[1]:
%run ../initscript.py
HTML("""
<div id="popup" style="padding-bottom:5px; display:none;">
<div>Enter Password:</div>
<input id="password" type="password"/>
<button onclick="done()" style="border-radius: 12px;">Submit</button>
</div>
<button onclick="unlock()" style="border-radius: 12px;">Unclock</button>
<a href="#" onclick="code_toggle(this); return false;">show code</a>
""")
[1]:
[2]:
%run ./loadoptfuncs.py
%matplotlib inline
toggle()
[2]:
Linear Programming¶
All optimization models have several common elements:
Decision variables the variable whose values the decision maker is allowed to choose. The values of these variables determine such outputs as total cost, revenue, and profit.
An objective function (objective, for short) to be optimized – minimized or maximized.
Constraints that must be satisfied. They are usually physical, logical, or economic restrictions, depending on the nature of the problem.
In searching for the values of the decision variables that optimize the objective, only those values that satisfy all of the constraints are allowed.
To optimize means that you must systematically choose the values of the decision variables that make the objective as large (for maximization) or small (for minimization) as possible and cause all of the constraints to be satisfied.
Any set of values of the decision variables that satisfies all of the constraints is called a feasible solution. The set of all feasible solutions is called the feasible region.
As one of the fundamental prescriptive analysis method, linear programming (LP) is used in all types of organizations, often on a daily basis, to solve a wide variety of problems. More formally, linear programming is a technique for the optimization of a linear objective function, subject to linear equality and/or linear inequality constraints.
A PC manufacturer assembles and then tests two models of computers, Basic and XP. There are at most 10,000 assembly hours at the cost of $11 available and 3000 testing hours at the cost of $15 available.
data ds_labor;
input type $ cost avail;
datalines;
assemble 11 10000
test 15 3000
;
run;
For each model, it has required assembly, testing hours, cost, price and estimated maximal sales.

○ ○ ○ ○ ○ ○ ○

* [Set problem]: Retype the passage of the linear programming page that opens with the words containing "To optimize means" and closes with "the feasible region.".

[Listings of boxed layout items]

○ ○ ○ ○ ○ ○ ○

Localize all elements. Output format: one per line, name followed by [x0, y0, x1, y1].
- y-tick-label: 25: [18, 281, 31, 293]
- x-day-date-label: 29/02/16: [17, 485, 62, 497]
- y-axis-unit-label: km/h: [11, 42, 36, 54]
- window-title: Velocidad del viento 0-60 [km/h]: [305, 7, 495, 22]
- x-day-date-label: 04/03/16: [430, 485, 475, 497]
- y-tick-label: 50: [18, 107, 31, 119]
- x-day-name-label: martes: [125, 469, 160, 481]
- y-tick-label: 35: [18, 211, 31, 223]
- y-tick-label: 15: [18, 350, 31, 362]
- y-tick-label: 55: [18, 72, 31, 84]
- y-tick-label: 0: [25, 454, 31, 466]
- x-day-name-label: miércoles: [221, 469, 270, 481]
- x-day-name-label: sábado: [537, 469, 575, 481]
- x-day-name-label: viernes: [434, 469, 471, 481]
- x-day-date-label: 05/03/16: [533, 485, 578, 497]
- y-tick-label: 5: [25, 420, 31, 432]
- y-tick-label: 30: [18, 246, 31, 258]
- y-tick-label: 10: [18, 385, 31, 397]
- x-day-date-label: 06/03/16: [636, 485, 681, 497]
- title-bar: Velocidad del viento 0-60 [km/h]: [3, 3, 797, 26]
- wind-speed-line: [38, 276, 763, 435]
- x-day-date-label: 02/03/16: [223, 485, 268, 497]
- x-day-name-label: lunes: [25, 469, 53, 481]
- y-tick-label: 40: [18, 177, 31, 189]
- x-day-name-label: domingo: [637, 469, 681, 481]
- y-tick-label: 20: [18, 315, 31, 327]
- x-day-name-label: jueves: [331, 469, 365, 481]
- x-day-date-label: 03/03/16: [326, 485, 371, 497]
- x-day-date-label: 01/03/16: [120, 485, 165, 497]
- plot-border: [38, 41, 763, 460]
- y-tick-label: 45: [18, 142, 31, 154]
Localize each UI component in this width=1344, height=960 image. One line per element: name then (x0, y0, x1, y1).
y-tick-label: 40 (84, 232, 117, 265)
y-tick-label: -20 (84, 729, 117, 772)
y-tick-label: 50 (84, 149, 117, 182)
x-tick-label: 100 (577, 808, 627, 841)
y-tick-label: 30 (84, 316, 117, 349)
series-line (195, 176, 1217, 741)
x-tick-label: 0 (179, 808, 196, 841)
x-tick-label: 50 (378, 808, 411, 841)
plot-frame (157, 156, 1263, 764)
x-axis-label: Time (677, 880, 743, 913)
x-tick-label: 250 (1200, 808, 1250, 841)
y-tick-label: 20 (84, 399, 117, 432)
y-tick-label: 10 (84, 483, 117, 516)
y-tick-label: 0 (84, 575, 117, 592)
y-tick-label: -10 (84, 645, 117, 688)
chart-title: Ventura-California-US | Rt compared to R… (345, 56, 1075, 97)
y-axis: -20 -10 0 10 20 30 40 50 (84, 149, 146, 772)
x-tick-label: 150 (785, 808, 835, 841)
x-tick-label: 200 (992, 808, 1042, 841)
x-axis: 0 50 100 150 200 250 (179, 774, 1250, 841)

○ ○ ○ ○ ○ ○ ○

* [Solution to this exercise]:
To optimize means that you must systematically choose the values of the decision variables that make the objective as large (for maximization) or small (for minimization) as possible and cause all of the constraints to be satisfied.
Any set of values of the decision variables that satisfies all of the constraints is called a feasible solution. The set of all feasible solutions is called the feasible region.